> [EXERCISE TASK] Leave out the pictures and copy each record below exactly.

> [THE DATA]
──────────

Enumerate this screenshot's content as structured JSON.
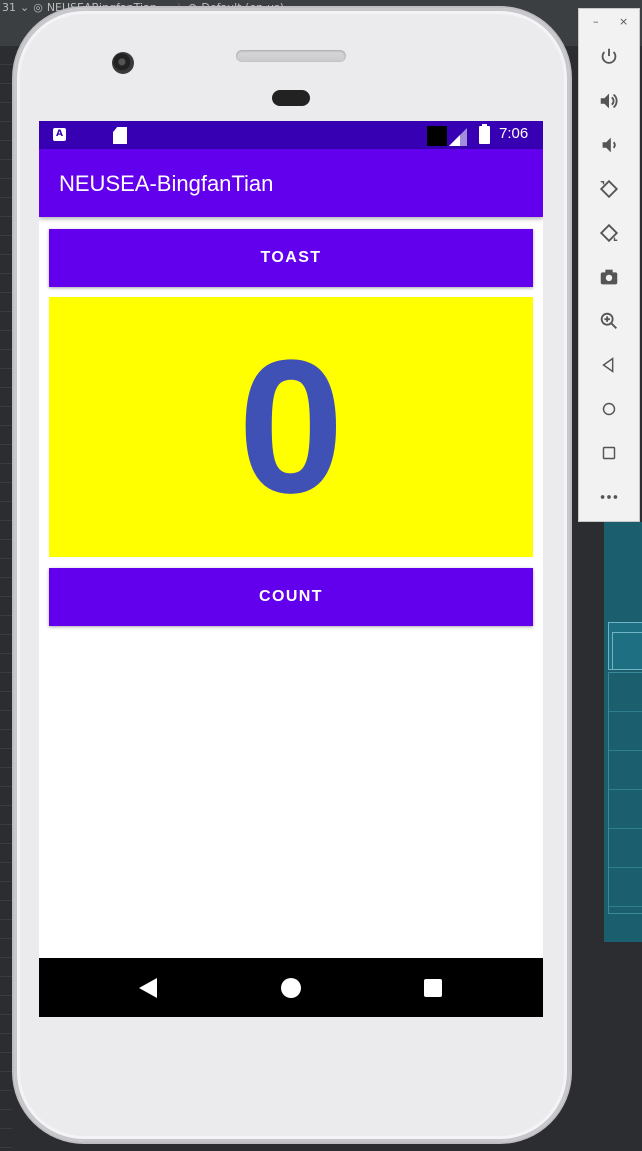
{
  "ide": {
    "line_number": "31",
    "project_name": "NEUSEABingfanTian",
    "locale": "Default (en-us)"
  },
  "status_bar": {
    "time": "7:06",
    "notif_icon_letter": "A"
  },
  "app": {
    "title": "NEUSEA-BingfanTian",
    "toast_button_label": "TOAST",
    "count_value": "0",
    "count_button_label": "COUNT"
  },
  "emulator_toolbar": {
    "window_minimize": "–",
    "window_close": "×"
  },
  "colors": {
    "primary": "#6200ee",
    "status_bar": "#3700b3",
    "counter_background": "#ffff00",
    "counter_text": "#3f51b5"
  }
}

──────────

> [IN RESPONSE]
Enumerate this screenshot's content as structured JSON.
{
  "ide": {
    "line_number": "31",
    "project_name": "NEUSEABingfanTian",
    "locale": "Default (en-us)"
  },
  "status_bar": {
    "time": "7:06",
    "notif_icon_letter": "A"
  },
  "app": {
    "title": "NEUSEA-BingfanTian",
    "toast_button_label": "TOAST",
    "count_value": "0",
    "count_button_label": "COUNT"
  },
  "emulator_toolbar": {
    "window_minimize": "–",
    "window_close": "×"
  },
  "colors": {
    "primary": "#6200ee",
    "status_bar": "#3700b3",
    "counter_background": "#ffff00",
    "counter_text": "#3f51b5"
  }
}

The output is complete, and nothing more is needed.